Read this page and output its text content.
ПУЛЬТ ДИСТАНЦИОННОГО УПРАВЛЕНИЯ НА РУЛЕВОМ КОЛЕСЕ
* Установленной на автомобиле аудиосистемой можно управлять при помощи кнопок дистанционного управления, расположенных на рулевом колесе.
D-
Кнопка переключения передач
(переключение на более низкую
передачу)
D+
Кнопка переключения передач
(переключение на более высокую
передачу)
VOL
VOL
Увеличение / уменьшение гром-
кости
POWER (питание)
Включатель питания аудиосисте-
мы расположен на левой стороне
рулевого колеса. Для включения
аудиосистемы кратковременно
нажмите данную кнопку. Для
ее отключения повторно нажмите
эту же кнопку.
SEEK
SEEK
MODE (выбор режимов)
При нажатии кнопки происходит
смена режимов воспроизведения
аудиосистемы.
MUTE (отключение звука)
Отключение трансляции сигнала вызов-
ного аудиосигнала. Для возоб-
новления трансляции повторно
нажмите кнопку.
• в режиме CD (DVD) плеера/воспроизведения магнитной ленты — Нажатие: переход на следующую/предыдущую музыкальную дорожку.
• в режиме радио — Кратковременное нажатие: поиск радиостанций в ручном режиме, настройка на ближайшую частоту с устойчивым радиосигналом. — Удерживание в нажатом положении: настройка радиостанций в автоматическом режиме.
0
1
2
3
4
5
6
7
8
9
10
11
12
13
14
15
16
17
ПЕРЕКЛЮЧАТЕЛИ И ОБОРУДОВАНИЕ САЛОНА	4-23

····················

PROBLEM TO WORK ON: Copy out each line of the records where the string "нажмите" appears.

EXPECTED ANSWER:
нажмите данную кнопку. Для
ее отключения повторно нажмите
нажмите кнопку.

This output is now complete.